Dataset rows:

◆ ◆ ◆ ◆

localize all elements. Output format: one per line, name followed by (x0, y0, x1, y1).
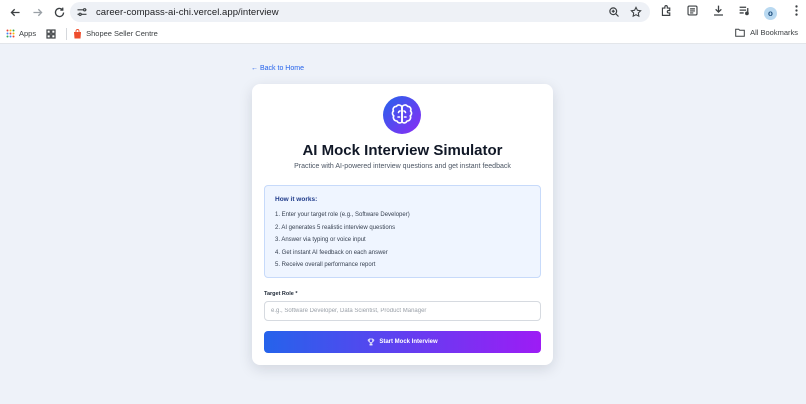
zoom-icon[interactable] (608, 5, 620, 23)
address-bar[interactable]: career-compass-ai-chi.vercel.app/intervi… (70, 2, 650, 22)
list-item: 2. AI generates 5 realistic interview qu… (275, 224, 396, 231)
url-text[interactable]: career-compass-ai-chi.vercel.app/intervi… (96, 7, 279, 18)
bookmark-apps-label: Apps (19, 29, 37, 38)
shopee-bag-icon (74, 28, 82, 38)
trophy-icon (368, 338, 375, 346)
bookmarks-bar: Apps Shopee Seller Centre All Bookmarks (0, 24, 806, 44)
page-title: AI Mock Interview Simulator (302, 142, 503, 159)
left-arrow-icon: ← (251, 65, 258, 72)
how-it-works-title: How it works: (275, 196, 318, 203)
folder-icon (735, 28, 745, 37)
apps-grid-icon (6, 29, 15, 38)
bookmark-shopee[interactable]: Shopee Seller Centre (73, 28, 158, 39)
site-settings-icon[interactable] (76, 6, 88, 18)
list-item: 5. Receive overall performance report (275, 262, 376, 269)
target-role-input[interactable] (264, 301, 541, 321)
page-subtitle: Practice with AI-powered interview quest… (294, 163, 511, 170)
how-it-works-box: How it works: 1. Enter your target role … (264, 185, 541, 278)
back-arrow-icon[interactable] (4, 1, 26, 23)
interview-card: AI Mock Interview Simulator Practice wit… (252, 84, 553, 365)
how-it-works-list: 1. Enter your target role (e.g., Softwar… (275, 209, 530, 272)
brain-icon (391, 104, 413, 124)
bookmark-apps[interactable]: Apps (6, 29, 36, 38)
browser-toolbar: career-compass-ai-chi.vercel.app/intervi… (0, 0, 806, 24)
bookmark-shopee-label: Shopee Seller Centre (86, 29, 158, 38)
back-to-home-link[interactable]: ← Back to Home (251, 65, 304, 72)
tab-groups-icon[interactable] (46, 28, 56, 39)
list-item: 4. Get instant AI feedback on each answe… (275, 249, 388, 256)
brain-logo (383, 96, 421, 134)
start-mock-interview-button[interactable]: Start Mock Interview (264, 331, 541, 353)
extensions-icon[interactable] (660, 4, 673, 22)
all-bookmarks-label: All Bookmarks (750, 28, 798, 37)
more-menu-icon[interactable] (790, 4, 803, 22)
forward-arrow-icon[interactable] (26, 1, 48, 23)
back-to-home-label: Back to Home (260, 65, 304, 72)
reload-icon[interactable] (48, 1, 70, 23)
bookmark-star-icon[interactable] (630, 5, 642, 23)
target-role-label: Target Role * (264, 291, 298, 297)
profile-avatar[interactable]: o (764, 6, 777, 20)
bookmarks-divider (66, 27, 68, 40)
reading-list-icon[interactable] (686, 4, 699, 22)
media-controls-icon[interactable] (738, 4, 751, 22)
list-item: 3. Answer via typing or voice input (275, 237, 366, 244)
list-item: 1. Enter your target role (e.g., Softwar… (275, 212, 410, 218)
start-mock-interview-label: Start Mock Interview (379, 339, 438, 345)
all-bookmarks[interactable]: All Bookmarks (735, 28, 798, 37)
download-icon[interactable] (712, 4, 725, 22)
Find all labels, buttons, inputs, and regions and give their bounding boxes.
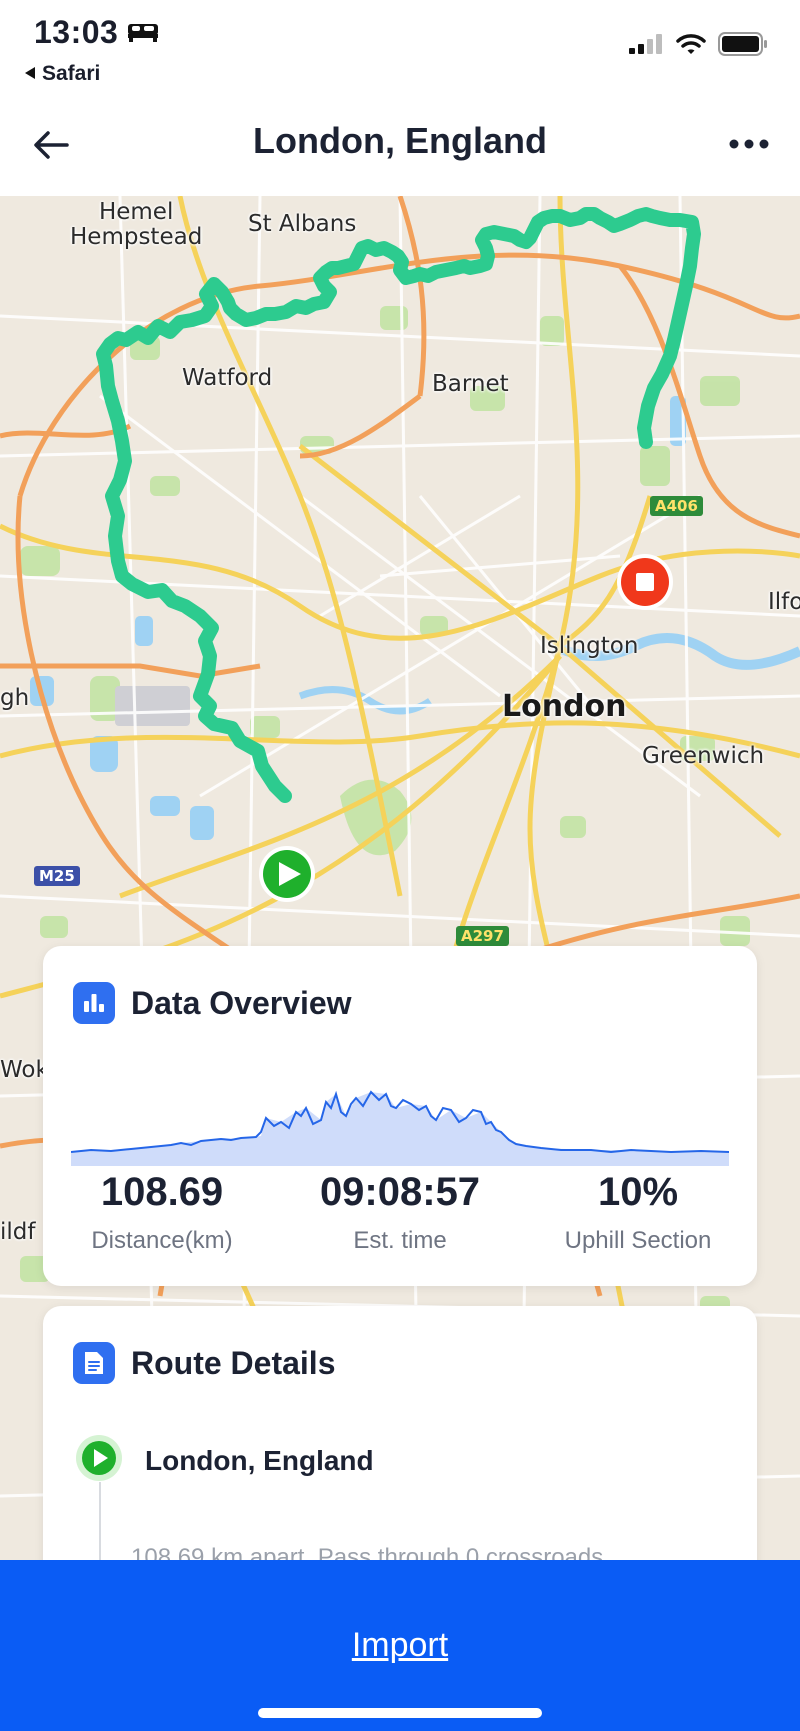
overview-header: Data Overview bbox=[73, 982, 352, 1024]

◆ ◆ ◆ ◆

* **Your goal**
Count the lines in the data above that contain the string "Enter". Give only the number.

* **Worked answer**
3